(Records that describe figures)
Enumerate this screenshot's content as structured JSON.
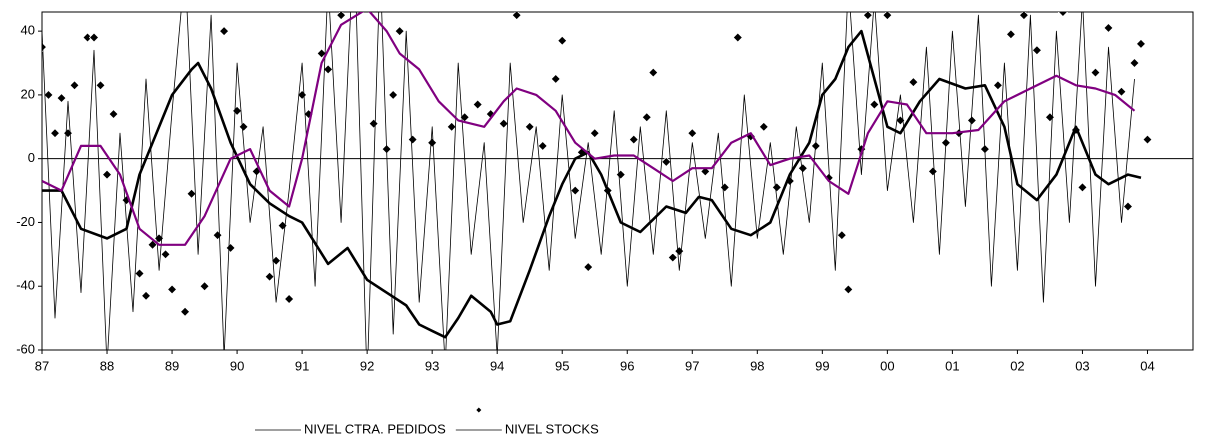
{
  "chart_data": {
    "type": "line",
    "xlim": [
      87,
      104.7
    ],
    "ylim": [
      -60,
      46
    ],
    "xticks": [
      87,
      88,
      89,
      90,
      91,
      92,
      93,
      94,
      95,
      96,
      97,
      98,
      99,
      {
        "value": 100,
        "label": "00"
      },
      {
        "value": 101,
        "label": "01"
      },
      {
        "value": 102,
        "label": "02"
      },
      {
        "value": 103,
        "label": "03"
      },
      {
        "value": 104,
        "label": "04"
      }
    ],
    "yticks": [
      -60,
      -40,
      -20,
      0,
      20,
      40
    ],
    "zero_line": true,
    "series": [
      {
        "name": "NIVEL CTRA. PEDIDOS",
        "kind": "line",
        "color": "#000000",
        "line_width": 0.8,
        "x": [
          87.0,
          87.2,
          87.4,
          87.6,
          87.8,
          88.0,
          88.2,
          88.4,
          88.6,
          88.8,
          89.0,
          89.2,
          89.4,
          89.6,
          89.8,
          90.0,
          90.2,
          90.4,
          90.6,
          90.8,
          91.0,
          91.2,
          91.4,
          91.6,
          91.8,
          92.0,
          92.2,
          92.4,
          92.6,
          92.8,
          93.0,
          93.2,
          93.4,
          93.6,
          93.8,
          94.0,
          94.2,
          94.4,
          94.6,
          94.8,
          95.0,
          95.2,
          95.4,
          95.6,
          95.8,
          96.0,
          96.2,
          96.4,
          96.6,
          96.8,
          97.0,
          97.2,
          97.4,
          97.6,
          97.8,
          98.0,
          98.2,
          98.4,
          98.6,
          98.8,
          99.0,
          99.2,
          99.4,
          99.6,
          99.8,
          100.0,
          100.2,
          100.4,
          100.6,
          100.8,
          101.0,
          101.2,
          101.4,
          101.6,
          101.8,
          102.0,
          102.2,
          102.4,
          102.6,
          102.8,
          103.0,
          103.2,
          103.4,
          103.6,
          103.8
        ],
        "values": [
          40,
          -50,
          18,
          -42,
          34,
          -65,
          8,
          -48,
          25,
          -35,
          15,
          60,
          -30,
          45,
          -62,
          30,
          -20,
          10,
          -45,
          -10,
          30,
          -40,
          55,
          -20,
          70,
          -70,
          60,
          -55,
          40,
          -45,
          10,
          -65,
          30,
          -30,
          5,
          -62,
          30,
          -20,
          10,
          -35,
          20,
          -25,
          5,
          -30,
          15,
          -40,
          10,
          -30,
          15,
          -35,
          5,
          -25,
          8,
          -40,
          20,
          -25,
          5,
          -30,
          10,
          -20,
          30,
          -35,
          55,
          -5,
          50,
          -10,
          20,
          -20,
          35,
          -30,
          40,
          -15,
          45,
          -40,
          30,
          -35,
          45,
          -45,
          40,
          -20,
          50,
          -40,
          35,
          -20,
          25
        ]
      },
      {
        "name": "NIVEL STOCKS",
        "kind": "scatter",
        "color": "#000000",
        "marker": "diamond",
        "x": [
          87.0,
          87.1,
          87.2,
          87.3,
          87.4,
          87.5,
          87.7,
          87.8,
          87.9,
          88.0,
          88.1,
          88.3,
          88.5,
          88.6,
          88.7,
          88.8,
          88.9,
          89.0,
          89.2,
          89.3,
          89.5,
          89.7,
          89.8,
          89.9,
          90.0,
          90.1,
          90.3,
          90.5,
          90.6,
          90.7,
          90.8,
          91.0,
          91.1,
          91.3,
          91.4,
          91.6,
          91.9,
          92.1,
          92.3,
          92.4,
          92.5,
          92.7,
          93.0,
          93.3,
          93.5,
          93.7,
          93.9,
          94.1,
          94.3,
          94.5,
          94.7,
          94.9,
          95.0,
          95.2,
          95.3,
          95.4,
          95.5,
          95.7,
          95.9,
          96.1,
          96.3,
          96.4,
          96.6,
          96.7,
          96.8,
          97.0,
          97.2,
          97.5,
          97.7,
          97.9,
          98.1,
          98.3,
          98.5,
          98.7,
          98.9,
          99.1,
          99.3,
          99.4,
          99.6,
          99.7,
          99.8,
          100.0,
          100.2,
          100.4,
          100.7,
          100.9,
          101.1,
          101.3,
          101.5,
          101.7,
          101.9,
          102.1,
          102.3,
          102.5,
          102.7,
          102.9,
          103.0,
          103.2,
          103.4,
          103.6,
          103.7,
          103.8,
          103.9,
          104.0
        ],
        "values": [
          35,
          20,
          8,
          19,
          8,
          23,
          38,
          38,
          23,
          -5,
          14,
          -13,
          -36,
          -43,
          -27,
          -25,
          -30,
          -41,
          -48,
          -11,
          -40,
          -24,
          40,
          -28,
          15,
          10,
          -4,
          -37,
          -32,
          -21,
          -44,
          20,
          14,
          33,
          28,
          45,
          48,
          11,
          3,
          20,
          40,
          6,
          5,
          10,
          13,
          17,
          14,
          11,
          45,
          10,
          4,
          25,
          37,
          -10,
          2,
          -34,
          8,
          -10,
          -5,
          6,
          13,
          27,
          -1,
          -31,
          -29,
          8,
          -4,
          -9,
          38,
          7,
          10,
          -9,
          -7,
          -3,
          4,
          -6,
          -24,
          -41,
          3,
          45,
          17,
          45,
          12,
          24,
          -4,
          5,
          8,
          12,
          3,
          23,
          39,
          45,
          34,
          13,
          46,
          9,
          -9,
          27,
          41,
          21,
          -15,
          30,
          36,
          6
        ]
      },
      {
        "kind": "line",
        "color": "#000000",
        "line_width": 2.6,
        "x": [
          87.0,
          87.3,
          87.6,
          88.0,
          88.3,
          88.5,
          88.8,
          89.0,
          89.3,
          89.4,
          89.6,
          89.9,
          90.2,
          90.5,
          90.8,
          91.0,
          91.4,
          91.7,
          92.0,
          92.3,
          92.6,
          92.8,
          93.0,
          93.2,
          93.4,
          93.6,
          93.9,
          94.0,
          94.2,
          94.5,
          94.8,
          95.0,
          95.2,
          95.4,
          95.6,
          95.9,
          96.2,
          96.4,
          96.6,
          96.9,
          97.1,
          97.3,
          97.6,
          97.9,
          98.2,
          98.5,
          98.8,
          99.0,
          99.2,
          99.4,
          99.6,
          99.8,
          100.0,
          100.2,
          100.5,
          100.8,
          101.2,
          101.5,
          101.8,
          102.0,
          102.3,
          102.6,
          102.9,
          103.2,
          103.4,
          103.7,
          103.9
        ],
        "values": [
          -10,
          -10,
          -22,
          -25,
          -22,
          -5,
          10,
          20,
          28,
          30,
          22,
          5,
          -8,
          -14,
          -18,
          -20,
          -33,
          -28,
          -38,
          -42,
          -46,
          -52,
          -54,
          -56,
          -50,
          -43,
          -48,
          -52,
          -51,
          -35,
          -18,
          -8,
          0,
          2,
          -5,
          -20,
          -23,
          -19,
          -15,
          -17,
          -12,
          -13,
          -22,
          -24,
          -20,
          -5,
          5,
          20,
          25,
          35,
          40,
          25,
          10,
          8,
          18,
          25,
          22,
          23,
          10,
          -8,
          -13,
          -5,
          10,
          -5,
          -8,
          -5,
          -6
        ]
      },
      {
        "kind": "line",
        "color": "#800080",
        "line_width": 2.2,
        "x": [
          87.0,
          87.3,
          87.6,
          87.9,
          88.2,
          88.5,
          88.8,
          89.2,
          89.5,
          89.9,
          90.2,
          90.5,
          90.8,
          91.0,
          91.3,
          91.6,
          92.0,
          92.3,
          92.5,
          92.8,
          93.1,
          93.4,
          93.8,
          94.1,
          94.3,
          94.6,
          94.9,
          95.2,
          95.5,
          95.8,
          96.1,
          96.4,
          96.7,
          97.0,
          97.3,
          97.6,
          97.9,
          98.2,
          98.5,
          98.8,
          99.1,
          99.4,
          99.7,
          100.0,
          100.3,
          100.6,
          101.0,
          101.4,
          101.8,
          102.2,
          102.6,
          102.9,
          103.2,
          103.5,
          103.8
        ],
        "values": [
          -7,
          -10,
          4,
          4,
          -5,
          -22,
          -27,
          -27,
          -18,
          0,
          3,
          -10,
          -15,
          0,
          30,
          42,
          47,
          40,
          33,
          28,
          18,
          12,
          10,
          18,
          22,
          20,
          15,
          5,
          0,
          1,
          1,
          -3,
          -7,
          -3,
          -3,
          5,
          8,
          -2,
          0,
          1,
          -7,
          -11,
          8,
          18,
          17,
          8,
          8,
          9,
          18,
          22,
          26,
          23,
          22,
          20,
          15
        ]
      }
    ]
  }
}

> [INSTRUCTIONS FOR THE TASK]
Check each line of the records for "label" and copy the ones that contain it.

> [TASK RESPONSE]
        "label": "00"
        "label": "01"
        "label": "02"
        "label": "03"
        "label": "04"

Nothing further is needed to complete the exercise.